**WHAT THE EXERCISE ASKS**
Locate all lines with the word "Указаны". Copy them.

Data excerpts
● ● ●

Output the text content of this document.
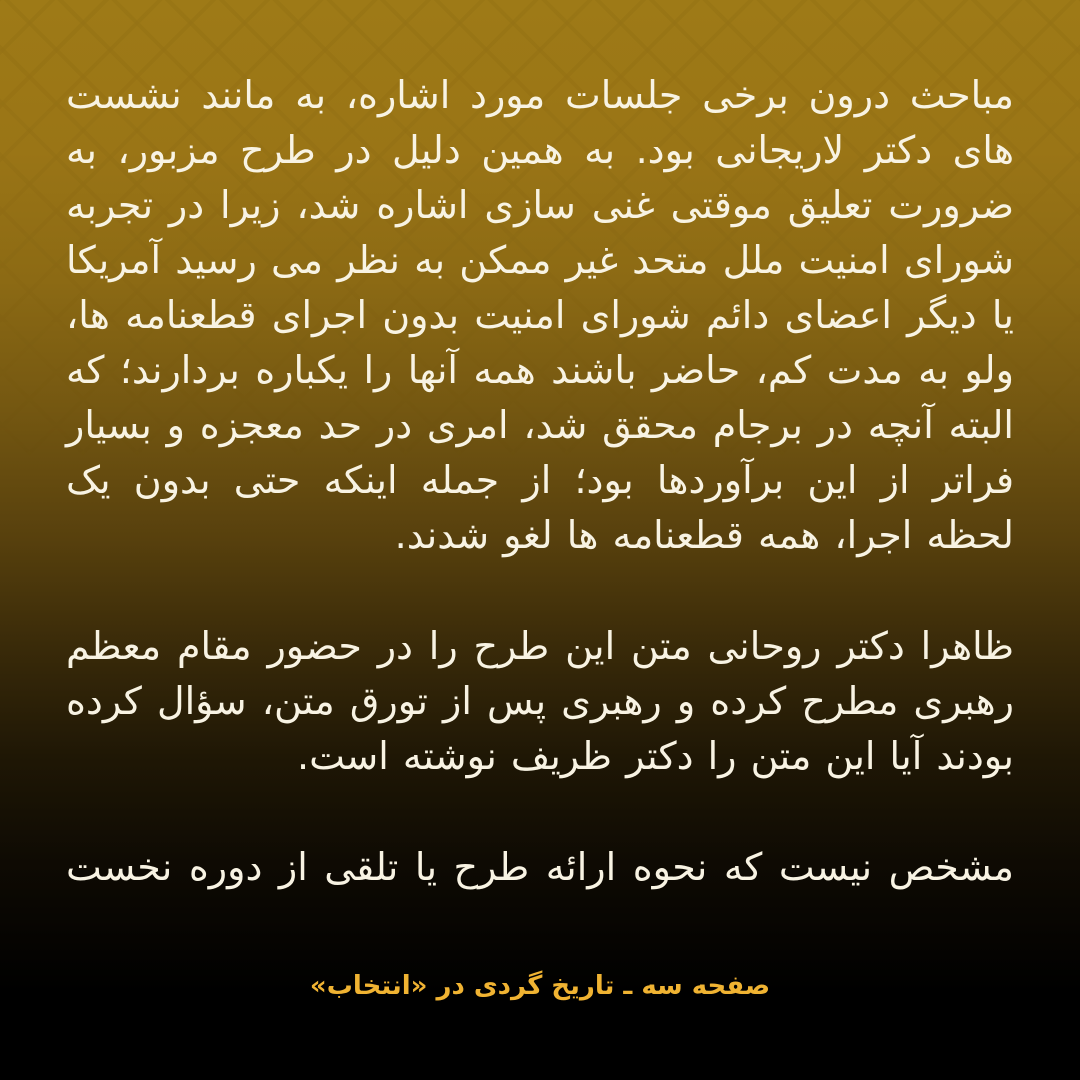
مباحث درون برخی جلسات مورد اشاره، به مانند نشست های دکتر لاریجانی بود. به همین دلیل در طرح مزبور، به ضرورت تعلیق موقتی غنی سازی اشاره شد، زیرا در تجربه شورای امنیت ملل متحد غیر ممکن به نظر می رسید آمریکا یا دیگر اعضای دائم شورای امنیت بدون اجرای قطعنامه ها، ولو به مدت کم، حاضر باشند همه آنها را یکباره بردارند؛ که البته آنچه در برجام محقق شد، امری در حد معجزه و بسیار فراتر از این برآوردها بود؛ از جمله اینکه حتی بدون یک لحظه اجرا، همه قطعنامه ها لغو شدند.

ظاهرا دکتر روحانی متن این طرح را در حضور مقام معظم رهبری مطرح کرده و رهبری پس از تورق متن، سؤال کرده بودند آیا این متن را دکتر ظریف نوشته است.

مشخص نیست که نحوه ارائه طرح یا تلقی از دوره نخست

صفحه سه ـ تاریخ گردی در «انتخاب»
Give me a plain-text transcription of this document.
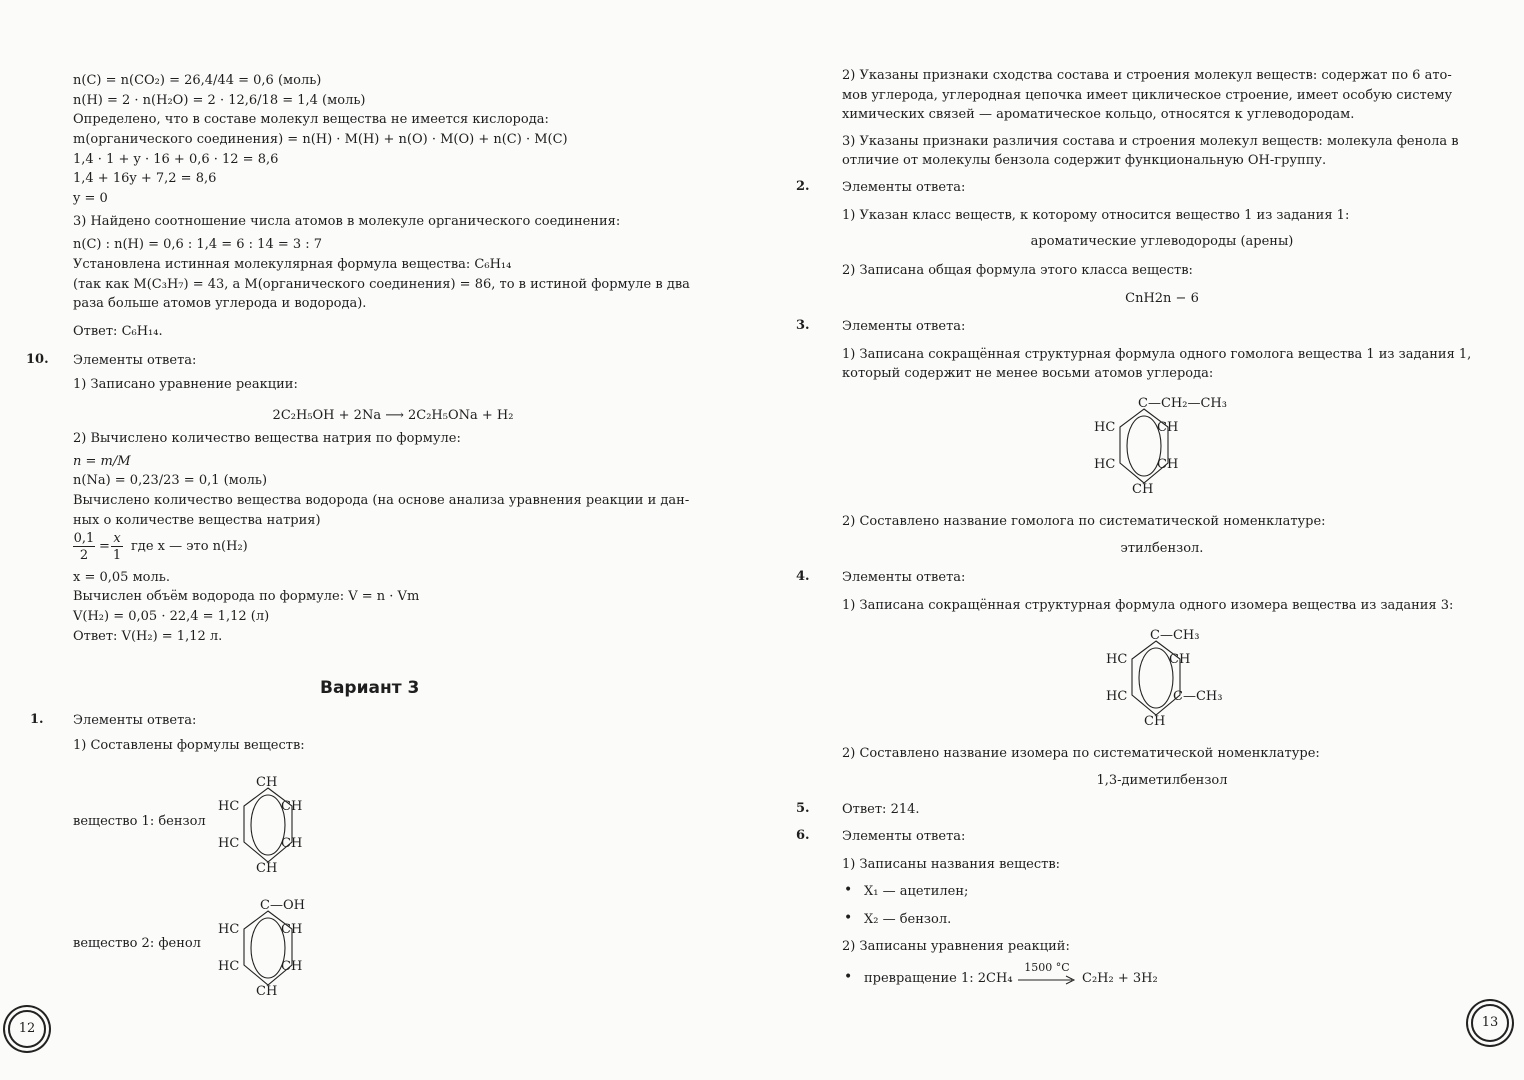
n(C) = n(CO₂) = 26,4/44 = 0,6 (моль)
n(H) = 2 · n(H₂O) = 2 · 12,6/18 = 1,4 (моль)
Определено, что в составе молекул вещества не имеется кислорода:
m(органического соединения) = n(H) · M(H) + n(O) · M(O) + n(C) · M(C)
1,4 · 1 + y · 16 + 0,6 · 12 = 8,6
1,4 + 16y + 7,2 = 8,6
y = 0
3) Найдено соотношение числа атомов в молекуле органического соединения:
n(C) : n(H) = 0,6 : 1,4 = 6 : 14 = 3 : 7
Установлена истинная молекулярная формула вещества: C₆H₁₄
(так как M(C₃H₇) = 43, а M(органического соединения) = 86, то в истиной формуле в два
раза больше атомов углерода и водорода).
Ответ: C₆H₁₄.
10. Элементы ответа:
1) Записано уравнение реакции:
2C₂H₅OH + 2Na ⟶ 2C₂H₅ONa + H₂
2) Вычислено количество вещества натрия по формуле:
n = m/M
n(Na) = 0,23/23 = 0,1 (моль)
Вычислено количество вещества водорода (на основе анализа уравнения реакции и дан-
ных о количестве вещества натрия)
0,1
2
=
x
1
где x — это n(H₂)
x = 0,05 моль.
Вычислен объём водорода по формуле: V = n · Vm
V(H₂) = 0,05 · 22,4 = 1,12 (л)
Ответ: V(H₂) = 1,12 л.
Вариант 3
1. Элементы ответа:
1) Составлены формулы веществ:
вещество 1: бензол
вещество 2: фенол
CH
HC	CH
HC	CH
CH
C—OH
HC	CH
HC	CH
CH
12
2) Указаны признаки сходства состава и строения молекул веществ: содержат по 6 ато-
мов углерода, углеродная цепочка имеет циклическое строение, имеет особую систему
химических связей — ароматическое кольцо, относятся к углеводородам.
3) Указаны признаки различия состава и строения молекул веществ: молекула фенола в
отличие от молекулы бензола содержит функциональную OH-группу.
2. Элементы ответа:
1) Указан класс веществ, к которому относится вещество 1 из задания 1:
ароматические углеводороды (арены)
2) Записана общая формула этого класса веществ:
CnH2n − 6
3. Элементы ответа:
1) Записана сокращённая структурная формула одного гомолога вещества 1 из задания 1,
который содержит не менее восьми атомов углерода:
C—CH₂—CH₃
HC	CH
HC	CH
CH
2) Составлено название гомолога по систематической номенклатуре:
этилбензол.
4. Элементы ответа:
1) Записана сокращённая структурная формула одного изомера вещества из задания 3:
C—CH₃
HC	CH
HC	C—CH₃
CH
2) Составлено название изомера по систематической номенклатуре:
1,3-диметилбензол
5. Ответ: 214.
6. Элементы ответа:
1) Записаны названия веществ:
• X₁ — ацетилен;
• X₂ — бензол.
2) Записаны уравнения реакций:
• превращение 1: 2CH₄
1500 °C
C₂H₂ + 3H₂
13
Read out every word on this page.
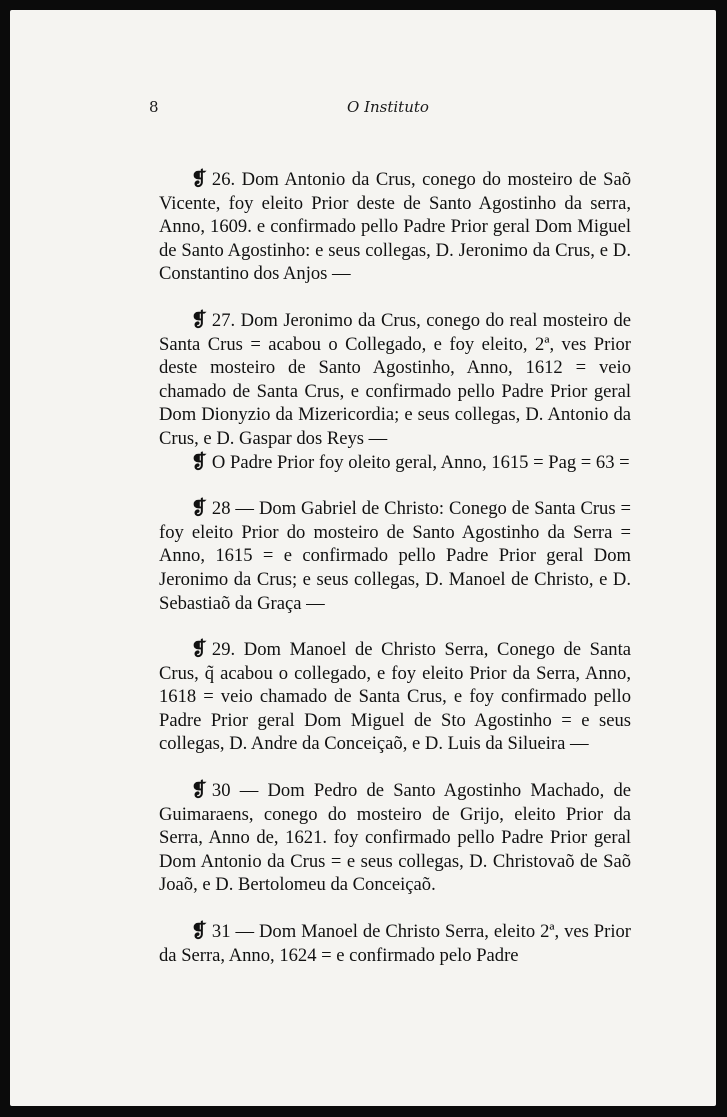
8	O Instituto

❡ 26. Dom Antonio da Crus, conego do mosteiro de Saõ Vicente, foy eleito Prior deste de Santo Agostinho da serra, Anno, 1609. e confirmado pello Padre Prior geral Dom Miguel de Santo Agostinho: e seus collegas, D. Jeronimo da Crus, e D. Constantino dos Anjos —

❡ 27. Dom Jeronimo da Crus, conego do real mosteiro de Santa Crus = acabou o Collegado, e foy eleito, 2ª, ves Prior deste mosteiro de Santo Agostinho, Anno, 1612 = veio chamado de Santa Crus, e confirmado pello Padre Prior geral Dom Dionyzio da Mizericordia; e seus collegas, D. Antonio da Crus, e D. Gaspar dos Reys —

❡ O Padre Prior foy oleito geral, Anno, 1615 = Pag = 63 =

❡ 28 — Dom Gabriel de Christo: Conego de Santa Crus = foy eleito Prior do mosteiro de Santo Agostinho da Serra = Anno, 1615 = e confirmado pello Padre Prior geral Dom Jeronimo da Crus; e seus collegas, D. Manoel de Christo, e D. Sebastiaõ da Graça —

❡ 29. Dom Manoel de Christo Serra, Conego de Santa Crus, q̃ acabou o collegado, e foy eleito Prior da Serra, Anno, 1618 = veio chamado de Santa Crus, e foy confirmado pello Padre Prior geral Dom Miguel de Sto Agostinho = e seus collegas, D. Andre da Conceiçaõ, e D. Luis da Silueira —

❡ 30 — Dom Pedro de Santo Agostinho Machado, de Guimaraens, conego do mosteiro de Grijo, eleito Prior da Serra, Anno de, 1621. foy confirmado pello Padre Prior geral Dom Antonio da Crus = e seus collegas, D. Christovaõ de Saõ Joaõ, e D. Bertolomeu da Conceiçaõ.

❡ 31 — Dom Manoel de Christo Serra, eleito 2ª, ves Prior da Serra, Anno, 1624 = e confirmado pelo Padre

● ● ●

**COMPLETE OUTPUT**
2) Указаны признаки сходства состава и строения молекул веществ: содержат по 6 ато-
3) Указаны признаки различия состава и строения молекул веществ: молекула фенола в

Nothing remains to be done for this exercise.